• **Required work**
Look through the material below. Copy each line that contains the string "part".

┌─ Material provided

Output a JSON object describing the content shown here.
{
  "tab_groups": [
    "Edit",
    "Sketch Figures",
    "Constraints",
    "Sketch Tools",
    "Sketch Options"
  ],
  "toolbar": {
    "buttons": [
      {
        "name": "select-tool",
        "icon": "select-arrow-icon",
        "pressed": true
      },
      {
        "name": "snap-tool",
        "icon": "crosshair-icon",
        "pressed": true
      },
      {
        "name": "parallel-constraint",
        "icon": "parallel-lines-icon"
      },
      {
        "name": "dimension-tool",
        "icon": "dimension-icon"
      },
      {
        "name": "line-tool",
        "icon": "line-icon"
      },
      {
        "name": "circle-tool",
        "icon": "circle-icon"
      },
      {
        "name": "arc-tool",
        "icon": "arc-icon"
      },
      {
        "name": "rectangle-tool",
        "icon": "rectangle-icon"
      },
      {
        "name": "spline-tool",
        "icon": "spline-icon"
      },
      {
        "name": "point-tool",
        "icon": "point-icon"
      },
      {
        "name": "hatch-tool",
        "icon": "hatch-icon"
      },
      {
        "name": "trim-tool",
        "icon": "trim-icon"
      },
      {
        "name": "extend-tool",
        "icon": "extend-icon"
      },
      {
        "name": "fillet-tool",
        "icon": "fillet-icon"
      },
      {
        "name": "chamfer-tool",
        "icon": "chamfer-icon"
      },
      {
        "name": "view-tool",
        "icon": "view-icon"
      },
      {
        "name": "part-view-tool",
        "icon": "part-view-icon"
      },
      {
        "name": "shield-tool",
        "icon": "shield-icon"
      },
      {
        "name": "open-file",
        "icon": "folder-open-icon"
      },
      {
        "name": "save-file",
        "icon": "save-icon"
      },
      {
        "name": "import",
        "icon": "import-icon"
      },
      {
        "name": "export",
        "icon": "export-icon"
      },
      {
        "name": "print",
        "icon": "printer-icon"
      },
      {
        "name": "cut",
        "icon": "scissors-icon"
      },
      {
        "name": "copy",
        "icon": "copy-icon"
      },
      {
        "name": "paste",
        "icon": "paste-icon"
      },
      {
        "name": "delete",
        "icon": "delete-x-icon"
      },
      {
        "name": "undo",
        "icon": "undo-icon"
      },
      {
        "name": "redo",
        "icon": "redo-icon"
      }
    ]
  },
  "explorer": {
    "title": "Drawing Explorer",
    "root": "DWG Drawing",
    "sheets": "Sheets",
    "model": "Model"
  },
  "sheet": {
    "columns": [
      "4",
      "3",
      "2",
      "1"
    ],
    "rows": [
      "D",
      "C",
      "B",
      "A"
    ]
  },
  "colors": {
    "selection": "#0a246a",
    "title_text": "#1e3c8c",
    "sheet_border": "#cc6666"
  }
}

└─

• **Full solution**
        "name": "part-view-tool",
        "icon": "part-view-icon"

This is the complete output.